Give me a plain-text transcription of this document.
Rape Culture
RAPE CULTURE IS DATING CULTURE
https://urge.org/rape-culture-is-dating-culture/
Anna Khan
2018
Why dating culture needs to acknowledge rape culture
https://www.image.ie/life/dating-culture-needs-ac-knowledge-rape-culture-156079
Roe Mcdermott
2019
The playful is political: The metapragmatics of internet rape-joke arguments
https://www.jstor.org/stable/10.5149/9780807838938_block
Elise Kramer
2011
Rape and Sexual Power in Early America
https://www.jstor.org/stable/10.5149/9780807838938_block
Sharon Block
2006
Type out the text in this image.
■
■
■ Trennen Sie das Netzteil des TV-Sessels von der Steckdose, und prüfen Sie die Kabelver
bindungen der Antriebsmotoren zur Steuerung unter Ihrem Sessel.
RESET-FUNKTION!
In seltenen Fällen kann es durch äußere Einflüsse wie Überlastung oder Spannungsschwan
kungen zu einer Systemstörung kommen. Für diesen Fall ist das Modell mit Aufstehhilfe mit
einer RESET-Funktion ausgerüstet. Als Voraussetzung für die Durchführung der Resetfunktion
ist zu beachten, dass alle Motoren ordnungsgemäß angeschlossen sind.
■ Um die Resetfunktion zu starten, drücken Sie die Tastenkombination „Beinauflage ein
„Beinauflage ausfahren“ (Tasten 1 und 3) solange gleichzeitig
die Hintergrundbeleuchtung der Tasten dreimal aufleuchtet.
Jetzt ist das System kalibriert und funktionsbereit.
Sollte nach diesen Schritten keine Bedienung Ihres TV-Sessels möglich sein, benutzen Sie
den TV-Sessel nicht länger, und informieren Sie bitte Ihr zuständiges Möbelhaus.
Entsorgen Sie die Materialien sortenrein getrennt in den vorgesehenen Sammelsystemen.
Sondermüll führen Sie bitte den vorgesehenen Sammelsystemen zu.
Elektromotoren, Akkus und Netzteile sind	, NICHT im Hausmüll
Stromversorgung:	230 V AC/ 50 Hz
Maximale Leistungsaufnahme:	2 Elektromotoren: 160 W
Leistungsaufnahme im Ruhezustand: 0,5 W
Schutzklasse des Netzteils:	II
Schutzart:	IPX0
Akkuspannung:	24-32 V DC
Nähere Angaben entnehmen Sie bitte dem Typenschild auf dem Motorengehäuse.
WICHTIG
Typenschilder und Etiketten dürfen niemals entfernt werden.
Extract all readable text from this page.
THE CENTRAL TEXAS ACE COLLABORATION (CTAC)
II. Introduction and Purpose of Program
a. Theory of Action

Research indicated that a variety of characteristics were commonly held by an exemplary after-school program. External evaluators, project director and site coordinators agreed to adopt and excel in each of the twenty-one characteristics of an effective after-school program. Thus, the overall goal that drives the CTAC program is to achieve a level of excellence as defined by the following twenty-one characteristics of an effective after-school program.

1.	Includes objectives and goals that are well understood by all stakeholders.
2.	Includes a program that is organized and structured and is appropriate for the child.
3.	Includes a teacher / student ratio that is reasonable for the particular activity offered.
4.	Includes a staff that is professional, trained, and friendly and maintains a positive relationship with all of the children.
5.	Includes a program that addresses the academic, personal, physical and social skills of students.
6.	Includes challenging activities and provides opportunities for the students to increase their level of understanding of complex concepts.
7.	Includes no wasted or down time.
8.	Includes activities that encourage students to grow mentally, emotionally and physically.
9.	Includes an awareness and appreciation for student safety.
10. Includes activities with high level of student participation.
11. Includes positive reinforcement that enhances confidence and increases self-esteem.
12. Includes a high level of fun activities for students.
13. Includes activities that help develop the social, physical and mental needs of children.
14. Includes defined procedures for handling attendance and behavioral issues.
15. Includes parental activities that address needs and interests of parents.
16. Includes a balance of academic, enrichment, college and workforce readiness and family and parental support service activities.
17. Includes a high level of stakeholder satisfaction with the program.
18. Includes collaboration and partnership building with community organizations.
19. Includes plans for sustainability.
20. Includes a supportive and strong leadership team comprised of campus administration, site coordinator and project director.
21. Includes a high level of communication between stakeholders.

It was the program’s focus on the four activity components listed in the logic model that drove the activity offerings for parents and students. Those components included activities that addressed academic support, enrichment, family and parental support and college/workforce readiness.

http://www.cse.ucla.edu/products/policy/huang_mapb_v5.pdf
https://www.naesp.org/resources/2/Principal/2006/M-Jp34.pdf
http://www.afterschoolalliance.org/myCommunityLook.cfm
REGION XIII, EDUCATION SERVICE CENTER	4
● ● ● ● ● ● ●
EXERCISE TASK: Restate the data above word for word, please.

ANSWER:
Give me a plain-text transcription of this document.
Rape Culture
RAPE CULTURE IS DATING CULTURE
https://urge.org/rape-culture-is-dating-culture/
Anna Khan
2018
Why dating culture needs to acknowledge rape culture
https://www.image.ie/life/dating-culture-needs-ac-knowledge-rape-culture-156079
Roe Mcdermott
2019
The playful is political: The metapragmatics of internet rape-joke arguments
https://www.jstor.org/stable/10.5149/9780807838938_block
Elise Kramer
2011
Rape and Sexual Power in Early America
https://www.jstor.org/stable/10.5149/9780807838938_block
Sharon Block
2006
Type out the text in this image.
■
■
■ Trennen Sie das Netzteil des TV-Sessels von der Steckdose, und prüfen Sie die Kabelver
bindungen der Antriebsmotoren zur Steuerung unter Ihrem Sessel.
RESET-FUNKTION!
In seltenen Fällen kann es durch äußere Einflüsse wie Überlastung oder Spannungsschwan
kungen zu einer Systemstörung kommen. Für diesen Fall ist das Modell mit Aufstehhilfe mit
einer RESET-Funktion ausgerüstet. Als Voraussetzung für die Durchführung der Resetfunktion
ist zu beachten, dass alle Motoren ordnungsgemäß angeschlossen sind.
■ Um die Resetfunktion zu starten, drücken Sie die Tastenkombination „Beinauflage ein
„Beinauflage ausfahren“ (Tasten 1 und 3) solange gleichzeitig
die Hintergrundbeleuchtung der Tasten dreimal aufleuchtet.
Jetzt ist das System kalibriert und funktionsbereit.
Sollte nach diesen Schritten keine Bedienung Ihres TV-Sessels möglich sein, benutzen Sie
den TV-Sessel nicht länger, und informieren Sie bitte Ihr zuständiges Möbelhaus.
Entsorgen Sie die Materialien sortenrein getrennt in den vorgesehenen Sammelsystemen.
Sondermüll führen Sie bitte den vorgesehenen Sammelsystemen zu.
Elektromotoren, Akkus und Netzteile sind	, NICHT im Hausmüll
Stromversorgung:	230 V AC/ 50 Hz
Maximale Leistungsaufnahme:	2 Elektromotoren: 160 W
Leistungsaufnahme im Ruhezustand: 0,5 W
Schutzklasse des Netzteils:	II
Schutzart:	IPX0
Akkuspannung:	24-32 V DC
Nähere Angaben entnehmen Sie bitte dem Typenschild auf dem Motorengehäuse.
WICHTIG
Typenschilder und Etiketten dürfen niemals entfernt werden.
Extract all readable text from this page.
THE CENTRAL TEXAS ACE COLLABORATION (CTAC)
II. Introduction and Purpose of Program
a. Theory of Action

Research indicated that a variety of characteristics were commonly held by an exemplary after-school program. External evaluators, project director and site coordinators agreed to adopt and excel in each of the twenty-one characteristics of an effective after-school program. Thus, the overall goal that drives the CTAC program is to achieve a level of excellence as defined by the following twenty-one characteristics of an effective after-school program.

1.	Includes objectives and goals that are well understood by all stakeholders.
2.	Includes a program that is organized and structured and is appropriate for the child.
3.	Includes a teacher / student ratio that is reasonable for the particular activity offered.
4.	Includes a staff that is professional, trained, and friendly and maintains a positive relationship with all of the children.
5.	Includes a program that addresses the academic, personal, physical and social skills of students.
6.	Includes challenging activities and provides opportunities for the students to increase their level of understanding of complex concepts.
7.	Includes no wasted or down time.
8.	Includes activities that encourage students to grow mentally, emotionally and physically.
9.	Includes an awareness and appreciation for student safety.
10. Includes activities with high level of student participation.
11. Includes positive reinforcement that enhances confidence and increases self-esteem.
12. Includes a high level of fun activities for students.
13. Includes activities that help develop the social, physical and mental needs of children.
14. Includes defined procedures for handling attendance and behavioral issues.
15. Includes parental activities that address needs and interests of parents.
16. Includes a balance of academic, enrichment, college and workforce readiness and family and parental support service activities.
17. Includes a high level of stakeholder satisfaction with the program.
18. Includes collaboration and partnership building with community organizations.
19. Includes plans for sustainability.
20. Includes a supportive and strong leadership team comprised of campus administration, site coordinator and project director.
21. Includes a high level of communication between stakeholders.

It was the program’s focus on the four activity components listed in the logic model that drove the activity offerings for parents and students. Those components included activities that addressed academic support, enrichment, family and parental support and college/workforce readiness.

http://www.cse.ucla.edu/products/policy/huang_mapb_v5.pdf
https://www.naesp.org/resources/2/Principal/2006/M-Jp34.pdf
http://www.afterschoolalliance.org/myCommunityLook.cfm
REGION XIII, EDUCATION SERVICE CENTER	4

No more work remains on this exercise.